── Provided data

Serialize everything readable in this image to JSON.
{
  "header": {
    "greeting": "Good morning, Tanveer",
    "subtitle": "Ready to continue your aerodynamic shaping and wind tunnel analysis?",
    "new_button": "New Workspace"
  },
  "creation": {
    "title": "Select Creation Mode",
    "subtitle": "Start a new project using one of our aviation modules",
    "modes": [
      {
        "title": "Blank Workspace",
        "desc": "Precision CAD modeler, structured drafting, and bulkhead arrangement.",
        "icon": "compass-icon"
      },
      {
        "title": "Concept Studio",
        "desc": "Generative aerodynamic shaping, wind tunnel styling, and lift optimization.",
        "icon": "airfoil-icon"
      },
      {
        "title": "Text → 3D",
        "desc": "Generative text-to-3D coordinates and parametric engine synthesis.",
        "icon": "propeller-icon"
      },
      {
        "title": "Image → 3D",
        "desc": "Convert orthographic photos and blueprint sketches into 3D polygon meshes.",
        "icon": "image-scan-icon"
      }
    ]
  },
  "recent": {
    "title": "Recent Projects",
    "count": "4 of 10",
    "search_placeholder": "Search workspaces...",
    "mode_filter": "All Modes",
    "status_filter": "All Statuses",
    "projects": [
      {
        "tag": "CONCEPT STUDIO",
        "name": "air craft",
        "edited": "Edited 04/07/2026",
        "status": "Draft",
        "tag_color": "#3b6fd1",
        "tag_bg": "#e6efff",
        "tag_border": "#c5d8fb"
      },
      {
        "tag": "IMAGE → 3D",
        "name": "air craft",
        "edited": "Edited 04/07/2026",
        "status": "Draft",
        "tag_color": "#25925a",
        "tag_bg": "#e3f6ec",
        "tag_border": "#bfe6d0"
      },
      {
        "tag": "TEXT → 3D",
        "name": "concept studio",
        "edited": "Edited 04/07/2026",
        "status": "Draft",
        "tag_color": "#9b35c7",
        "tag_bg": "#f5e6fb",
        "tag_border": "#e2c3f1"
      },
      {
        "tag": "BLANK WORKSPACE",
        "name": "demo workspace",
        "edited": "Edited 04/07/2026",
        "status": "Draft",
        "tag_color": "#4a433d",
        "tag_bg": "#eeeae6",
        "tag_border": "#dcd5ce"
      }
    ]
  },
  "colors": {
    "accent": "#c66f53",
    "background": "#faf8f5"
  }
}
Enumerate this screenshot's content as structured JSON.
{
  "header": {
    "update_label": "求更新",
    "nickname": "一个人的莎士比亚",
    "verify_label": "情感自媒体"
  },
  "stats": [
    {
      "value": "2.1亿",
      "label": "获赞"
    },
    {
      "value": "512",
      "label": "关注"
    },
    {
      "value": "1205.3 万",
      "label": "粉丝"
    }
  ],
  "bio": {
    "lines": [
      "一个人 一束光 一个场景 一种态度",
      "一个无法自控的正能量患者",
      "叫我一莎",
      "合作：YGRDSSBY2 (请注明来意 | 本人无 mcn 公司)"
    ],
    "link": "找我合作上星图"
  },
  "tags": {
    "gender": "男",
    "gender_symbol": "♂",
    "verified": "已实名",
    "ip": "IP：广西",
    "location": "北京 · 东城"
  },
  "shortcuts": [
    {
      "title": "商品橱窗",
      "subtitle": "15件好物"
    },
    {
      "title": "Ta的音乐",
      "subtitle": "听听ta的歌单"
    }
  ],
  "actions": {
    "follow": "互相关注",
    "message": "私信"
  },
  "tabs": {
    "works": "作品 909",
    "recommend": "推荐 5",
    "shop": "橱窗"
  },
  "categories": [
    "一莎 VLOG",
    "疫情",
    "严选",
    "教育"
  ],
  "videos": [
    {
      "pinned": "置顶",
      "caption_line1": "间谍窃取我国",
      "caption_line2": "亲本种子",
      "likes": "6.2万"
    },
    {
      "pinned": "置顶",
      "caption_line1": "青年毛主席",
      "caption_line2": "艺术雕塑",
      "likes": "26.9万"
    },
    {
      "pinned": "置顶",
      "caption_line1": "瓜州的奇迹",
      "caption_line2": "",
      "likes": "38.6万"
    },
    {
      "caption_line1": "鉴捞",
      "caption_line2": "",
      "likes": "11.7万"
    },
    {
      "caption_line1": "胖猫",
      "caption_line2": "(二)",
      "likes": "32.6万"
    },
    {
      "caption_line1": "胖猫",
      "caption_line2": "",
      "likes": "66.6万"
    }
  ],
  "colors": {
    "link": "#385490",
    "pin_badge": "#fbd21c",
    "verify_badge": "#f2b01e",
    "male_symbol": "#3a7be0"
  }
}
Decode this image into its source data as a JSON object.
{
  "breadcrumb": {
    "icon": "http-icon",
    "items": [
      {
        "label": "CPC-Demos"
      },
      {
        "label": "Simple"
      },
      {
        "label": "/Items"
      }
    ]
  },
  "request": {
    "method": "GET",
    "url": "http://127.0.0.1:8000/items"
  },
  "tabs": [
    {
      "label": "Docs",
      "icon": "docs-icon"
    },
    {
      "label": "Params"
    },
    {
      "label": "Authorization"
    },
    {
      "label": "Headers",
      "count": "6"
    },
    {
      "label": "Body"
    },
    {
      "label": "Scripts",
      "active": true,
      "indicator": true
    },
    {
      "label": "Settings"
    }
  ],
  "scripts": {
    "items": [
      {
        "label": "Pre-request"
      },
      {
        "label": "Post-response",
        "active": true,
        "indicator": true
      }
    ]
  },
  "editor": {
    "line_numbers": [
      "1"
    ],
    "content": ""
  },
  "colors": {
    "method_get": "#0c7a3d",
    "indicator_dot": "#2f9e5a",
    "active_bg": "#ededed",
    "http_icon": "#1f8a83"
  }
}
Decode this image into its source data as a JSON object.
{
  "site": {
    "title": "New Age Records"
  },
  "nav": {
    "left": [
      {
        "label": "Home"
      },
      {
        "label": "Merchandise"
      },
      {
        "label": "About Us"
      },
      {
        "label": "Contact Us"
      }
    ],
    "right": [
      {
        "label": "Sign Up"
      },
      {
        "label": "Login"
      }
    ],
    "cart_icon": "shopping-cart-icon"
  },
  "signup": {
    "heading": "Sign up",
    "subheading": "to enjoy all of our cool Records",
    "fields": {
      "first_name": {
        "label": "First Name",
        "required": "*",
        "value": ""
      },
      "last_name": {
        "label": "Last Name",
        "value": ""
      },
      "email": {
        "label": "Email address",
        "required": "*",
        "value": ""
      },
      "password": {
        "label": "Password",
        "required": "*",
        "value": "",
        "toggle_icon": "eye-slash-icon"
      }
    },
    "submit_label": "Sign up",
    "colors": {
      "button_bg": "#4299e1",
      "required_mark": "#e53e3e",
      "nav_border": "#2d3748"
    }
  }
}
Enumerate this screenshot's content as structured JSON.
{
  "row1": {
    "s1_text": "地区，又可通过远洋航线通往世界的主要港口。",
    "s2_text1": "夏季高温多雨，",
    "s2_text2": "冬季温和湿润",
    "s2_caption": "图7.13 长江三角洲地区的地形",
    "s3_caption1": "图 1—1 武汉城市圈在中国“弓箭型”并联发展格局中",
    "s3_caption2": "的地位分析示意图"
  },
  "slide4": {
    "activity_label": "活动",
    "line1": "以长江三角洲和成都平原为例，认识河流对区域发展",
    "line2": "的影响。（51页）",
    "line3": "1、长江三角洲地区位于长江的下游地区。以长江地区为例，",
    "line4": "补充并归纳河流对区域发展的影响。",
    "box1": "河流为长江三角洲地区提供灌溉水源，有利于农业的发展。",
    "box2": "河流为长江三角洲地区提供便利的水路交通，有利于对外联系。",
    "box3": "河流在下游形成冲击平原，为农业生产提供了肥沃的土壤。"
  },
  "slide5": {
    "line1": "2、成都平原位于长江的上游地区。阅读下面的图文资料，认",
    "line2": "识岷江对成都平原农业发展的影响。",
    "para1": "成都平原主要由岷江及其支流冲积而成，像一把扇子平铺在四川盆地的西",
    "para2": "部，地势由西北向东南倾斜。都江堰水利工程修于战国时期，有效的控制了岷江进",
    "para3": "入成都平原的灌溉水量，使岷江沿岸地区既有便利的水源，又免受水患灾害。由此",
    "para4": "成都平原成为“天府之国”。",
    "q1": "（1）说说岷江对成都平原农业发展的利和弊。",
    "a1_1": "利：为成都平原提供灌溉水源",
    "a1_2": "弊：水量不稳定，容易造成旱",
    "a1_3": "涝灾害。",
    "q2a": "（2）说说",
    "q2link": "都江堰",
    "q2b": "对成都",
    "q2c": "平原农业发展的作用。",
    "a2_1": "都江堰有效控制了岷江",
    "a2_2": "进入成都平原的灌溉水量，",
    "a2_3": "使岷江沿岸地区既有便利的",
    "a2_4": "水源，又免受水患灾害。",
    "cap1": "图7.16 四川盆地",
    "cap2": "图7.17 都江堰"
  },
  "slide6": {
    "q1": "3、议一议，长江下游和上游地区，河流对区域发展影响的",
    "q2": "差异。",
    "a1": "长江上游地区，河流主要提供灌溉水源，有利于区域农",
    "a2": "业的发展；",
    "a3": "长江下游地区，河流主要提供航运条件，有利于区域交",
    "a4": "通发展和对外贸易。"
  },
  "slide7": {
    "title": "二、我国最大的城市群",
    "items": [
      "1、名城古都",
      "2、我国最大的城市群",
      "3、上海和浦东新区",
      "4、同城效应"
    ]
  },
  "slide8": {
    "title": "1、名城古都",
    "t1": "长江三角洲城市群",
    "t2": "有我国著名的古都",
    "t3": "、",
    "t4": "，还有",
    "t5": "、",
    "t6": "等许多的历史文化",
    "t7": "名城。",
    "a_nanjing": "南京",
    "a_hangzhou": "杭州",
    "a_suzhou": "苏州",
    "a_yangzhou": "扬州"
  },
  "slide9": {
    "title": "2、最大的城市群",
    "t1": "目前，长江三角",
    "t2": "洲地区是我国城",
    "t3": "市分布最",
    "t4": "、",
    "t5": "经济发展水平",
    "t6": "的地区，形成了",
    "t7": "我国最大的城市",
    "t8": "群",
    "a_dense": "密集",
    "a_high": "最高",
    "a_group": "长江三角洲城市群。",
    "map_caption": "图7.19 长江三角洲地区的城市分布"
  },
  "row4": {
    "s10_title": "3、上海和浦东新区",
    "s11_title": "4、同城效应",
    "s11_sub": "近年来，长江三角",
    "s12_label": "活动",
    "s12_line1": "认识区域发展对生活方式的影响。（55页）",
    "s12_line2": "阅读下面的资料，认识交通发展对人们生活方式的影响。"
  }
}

────

_Set task_
From the entries above, select each line containing the string "wind".

_Reply_
    "subtitle": "Ready to continue your aerodynamic shaping and wind tunnel analysis?",
        "desc": "Generative aerodynamic shaping, wind tunnel styling, and lift optimization.",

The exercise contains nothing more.